TASK PROMPT:
Where the data below has the string "this", return the whole line.

ENTRIES PROVIDED:
• • • •
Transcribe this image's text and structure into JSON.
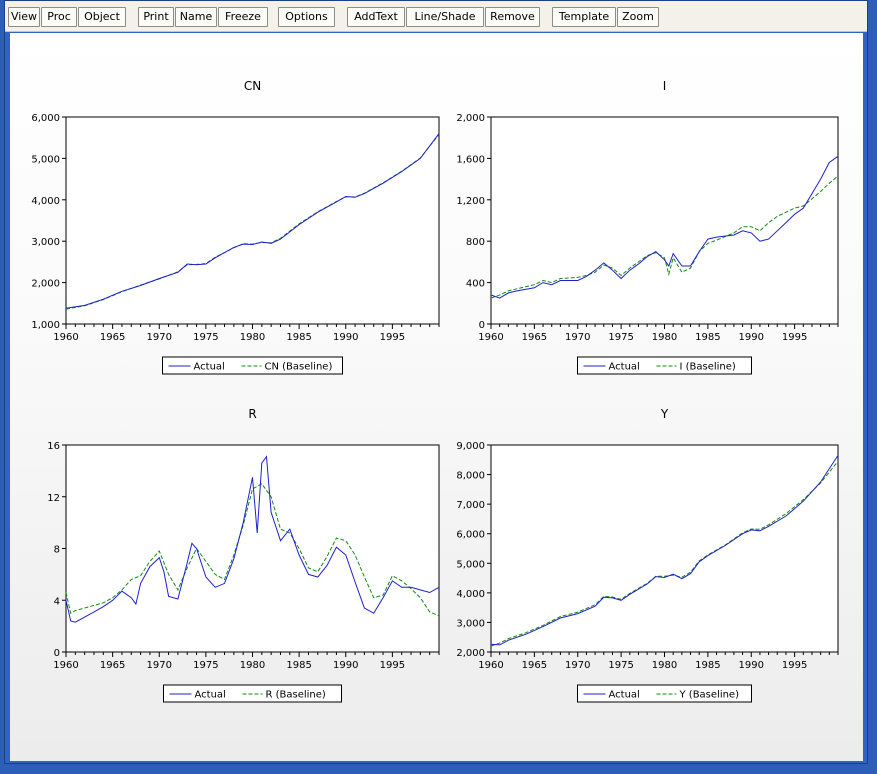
{
  "toolbar": {
    "buttons": [
      "View",
      "Proc",
      "Object",
      "Print",
      "Name",
      "Freeze",
      "Options",
      "AddText",
      "Line/Shade",
      "Remove",
      "Template",
      "Zoom"
    ]
  },
  "colors": {
    "actual": "#1f1fd1",
    "baseline": "#138a13"
  },
  "chart_data": [
    {
      "type": "line",
      "title": "CN",
      "xlim": [
        1960,
        2000
      ],
      "ylim": [
        1000,
        6000
      ],
      "xticks": [
        1960,
        1965,
        1970,
        1975,
        1980,
        1985,
        1990,
        1995
      ],
      "yticks": [
        1000,
        2000,
        3000,
        4000,
        5000,
        6000
      ],
      "ytick_labels": [
        "1,000",
        "2,000",
        "3,000",
        "4,000",
        "5,000",
        "6,000"
      ],
      "legend": [
        "Actual",
        "CN (Baseline)"
      ],
      "series": [
        {
          "name": "Actual",
          "x": [
            1960,
            1962,
            1964,
            1966,
            1968,
            1970,
            1972,
            1973,
            1974,
            1975,
            1976,
            1978,
            1979,
            1980,
            1981,
            1982,
            1983,
            1985,
            1987,
            1989,
            1990,
            1991,
            1992,
            1994,
            1996,
            1998,
            2000
          ],
          "y": [
            1380,
            1450,
            1600,
            1790,
            1930,
            2100,
            2250,
            2450,
            2430,
            2450,
            2600,
            2850,
            2930,
            2920,
            2980,
            2950,
            3050,
            3400,
            3700,
            3950,
            4080,
            4060,
            4150,
            4400,
            4680,
            5000,
            5600
          ]
        },
        {
          "name": "CN (Baseline)",
          "x": [
            1960,
            1962,
            1964,
            1966,
            1968,
            1970,
            1972,
            1973,
            1974,
            1975,
            1976,
            1978,
            1979,
            1980,
            1981,
            1982,
            1983,
            1985,
            1987,
            1989,
            1990,
            1991,
            1992,
            1994,
            1996,
            1998,
            2000
          ],
          "y": [
            1360,
            1440,
            1590,
            1780,
            1940,
            2090,
            2260,
            2430,
            2440,
            2460,
            2610,
            2840,
            2940,
            2930,
            2970,
            2960,
            3070,
            3420,
            3710,
            3960,
            4070,
            4070,
            4160,
            4410,
            4690,
            5010,
            5580
          ]
        }
      ]
    },
    {
      "type": "line",
      "title": "I",
      "xlim": [
        1960,
        2000
      ],
      "ylim": [
        0,
        2000
      ],
      "xticks": [
        1960,
        1965,
        1970,
        1975,
        1980,
        1985,
        1990,
        1995
      ],
      "yticks": [
        0,
        400,
        800,
        1200,
        1600,
        2000
      ],
      "ytick_labels": [
        "0",
        "400",
        "800",
        "1,200",
        "1,600",
        "2,000"
      ],
      "legend": [
        "Actual",
        "I (Baseline)"
      ],
      "series": [
        {
          "name": "Actual",
          "x": [
            1960,
            1961,
            1962,
            1963,
            1965,
            1966,
            1967,
            1968,
            1970,
            1971,
            1972,
            1973,
            1974,
            1975,
            1976,
            1977,
            1978,
            1979,
            1980,
            1980.5,
            1981,
            1982,
            1983,
            1984,
            1985,
            1986,
            1988,
            1989,
            1990,
            1991,
            1992,
            1993,
            1994,
            1995,
            1996,
            1997,
            1998,
            1999,
            2000
          ],
          "y": [
            280,
            250,
            300,
            320,
            350,
            400,
            380,
            420,
            420,
            460,
            520,
            590,
            520,
            440,
            520,
            580,
            650,
            700,
            620,
            560,
            680,
            560,
            560,
            700,
            820,
            840,
            860,
            900,
            880,
            800,
            820,
            900,
            980,
            1060,
            1120,
            1260,
            1400,
            1560,
            1620
          ]
        },
        {
          "name": "I (Baseline)",
          "x": [
            1960,
            1961,
            1962,
            1963,
            1965,
            1966,
            1967,
            1968,
            1970,
            1971,
            1972,
            1973,
            1974,
            1975,
            1976,
            1977,
            1978,
            1979,
            1980,
            1980.5,
            1981,
            1982,
            1983,
            1984,
            1985,
            1986,
            1988,
            1989,
            1990,
            1991,
            1992,
            1993,
            1994,
            1995,
            1996,
            1997,
            1998,
            1999,
            2000
          ],
          "y": [
            250,
            280,
            320,
            340,
            380,
            420,
            400,
            440,
            450,
            470,
            500,
            570,
            540,
            470,
            540,
            600,
            660,
            690,
            640,
            480,
            640,
            500,
            540,
            700,
            780,
            810,
            880,
            940,
            940,
            900,
            980,
            1040,
            1080,
            1120,
            1140,
            1210,
            1280,
            1360,
            1430
          ]
        }
      ]
    },
    {
      "type": "line",
      "title": "R",
      "xlim": [
        1960,
        2000
      ],
      "ylim": [
        0,
        16
      ],
      "xticks": [
        1960,
        1965,
        1970,
        1975,
        1980,
        1985,
        1990,
        1995
      ],
      "yticks": [
        0,
        4,
        8,
        12,
        16
      ],
      "ytick_labels": [
        "0",
        "4",
        "8",
        "12",
        "16"
      ],
      "legend": [
        "Actual",
        "R (Baseline)"
      ],
      "series": [
        {
          "name": "Actual",
          "x": [
            1960,
            1960.5,
            1961,
            1962,
            1963,
            1964,
            1965,
            1966,
            1967,
            1967.5,
            1968,
            1969,
            1970,
            1970.5,
            1971,
            1972,
            1973,
            1973.5,
            1974,
            1975,
            1976,
            1977,
            1978,
            1979,
            1980,
            1980.5,
            1981,
            1981.5,
            1982,
            1983,
            1984,
            1985,
            1986,
            1987,
            1988,
            1989,
            1990,
            1991,
            1992,
            1993,
            1994,
            1995,
            1996,
            1997,
            1998,
            1999,
            2000
          ],
          "y": [
            4.0,
            2.4,
            2.3,
            2.7,
            3.1,
            3.5,
            4.0,
            4.7,
            4.2,
            3.7,
            5.3,
            6.6,
            7.3,
            6.2,
            4.3,
            4.1,
            6.9,
            8.4,
            8.0,
            5.8,
            5.0,
            5.3,
            7.2,
            10.0,
            13.5,
            9.2,
            14.6,
            15.1,
            10.8,
            8.6,
            9.5,
            7.5,
            6.0,
            5.8,
            6.7,
            8.1,
            7.5,
            5.4,
            3.4,
            3.0,
            4.2,
            5.5,
            5.0,
            5.0,
            4.8,
            4.6,
            5.0
          ]
        },
        {
          "name": "R (Baseline)",
          "x": [
            1960,
            1960.5,
            1961,
            1962,
            1963,
            1964,
            1965,
            1966,
            1967,
            1968,
            1969,
            1970,
            1971,
            1972,
            1973,
            1974,
            1975,
            1976,
            1977,
            1978,
            1979,
            1980,
            1981,
            1982,
            1983,
            1984,
            1985,
            1986,
            1987,
            1988,
            1989,
            1990,
            1991,
            1992,
            1993,
            1994,
            1995,
            1996,
            1997,
            1998,
            1999,
            2000
          ],
          "y": [
            4.6,
            3.0,
            3.2,
            3.4,
            3.6,
            3.8,
            4.2,
            4.8,
            5.6,
            5.9,
            7.0,
            7.8,
            6.0,
            4.8,
            6.5,
            8.0,
            7.0,
            6.0,
            5.6,
            7.5,
            9.8,
            12.6,
            13.0,
            12.0,
            9.5,
            9.2,
            8.0,
            6.5,
            6.2,
            7.4,
            8.8,
            8.6,
            7.5,
            5.8,
            4.2,
            4.4,
            5.9,
            5.5,
            4.9,
            4.2,
            3.1,
            2.8
          ]
        }
      ]
    },
    {
      "type": "line",
      "title": "Y",
      "xlim": [
        1960,
        2000
      ],
      "ylim": [
        2000,
        9000
      ],
      "xticks": [
        1960,
        1965,
        1970,
        1975,
        1980,
        1985,
        1990,
        1995
      ],
      "yticks": [
        2000,
        3000,
        4000,
        5000,
        6000,
        7000,
        8000,
        9000
      ],
      "ytick_labels": [
        "2,000",
        "3,000",
        "4,000",
        "5,000",
        "6,000",
        "7,000",
        "8,000",
        "9,000"
      ],
      "legend": [
        "Actual",
        "Y (Baseline)"
      ],
      "series": [
        {
          "name": "Actual",
          "x": [
            1960,
            1961,
            1962,
            1964,
            1966,
            1968,
            1970,
            1972,
            1973,
            1974,
            1975,
            1976,
            1978,
            1979,
            1980,
            1981,
            1982,
            1983,
            1984,
            1985,
            1987,
            1989,
            1990,
            1991,
            1992,
            1994,
            1996,
            1998,
            2000
          ],
          "y": [
            2260,
            2240,
            2400,
            2600,
            2860,
            3150,
            3300,
            3550,
            3850,
            3830,
            3750,
            3950,
            4300,
            4550,
            4520,
            4630,
            4480,
            4650,
            5050,
            5260,
            5600,
            6000,
            6130,
            6100,
            6250,
            6600,
            7100,
            7750,
            8650
          ]
        },
        {
          "name": "Y (Baseline)",
          "x": [
            1960,
            1961,
            1962,
            1964,
            1966,
            1968,
            1970,
            1972,
            1973,
            1974,
            1975,
            1976,
            1978,
            1979,
            1980,
            1981,
            1982,
            1983,
            1984,
            1985,
            1987,
            1989,
            1990,
            1991,
            1992,
            1994,
            1996,
            1998,
            2000
          ],
          "y": [
            2200,
            2300,
            2450,
            2650,
            2900,
            3200,
            3350,
            3600,
            3880,
            3860,
            3780,
            3980,
            4320,
            4560,
            4560,
            4600,
            4530,
            4700,
            5080,
            5280,
            5620,
            6030,
            6160,
            6150,
            6300,
            6680,
            7150,
            7720,
            8450
          ]
        }
      ]
    }
  ]
}
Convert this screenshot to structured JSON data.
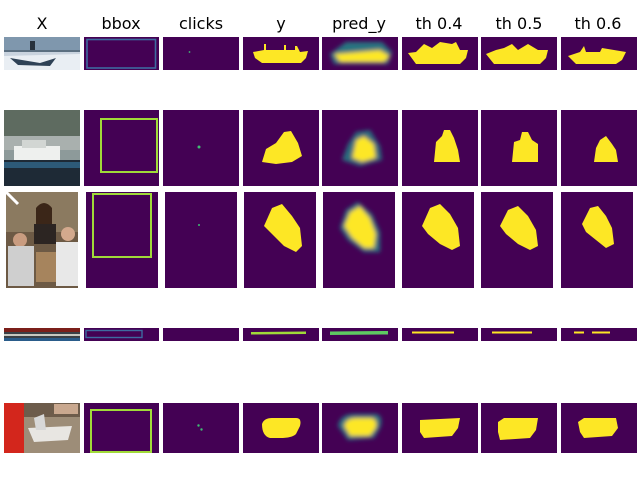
• • • •
REPLY TO THE TASK:
Transcribe this image's text and structure into JSON.
Convert this screenshot to structured JSON data.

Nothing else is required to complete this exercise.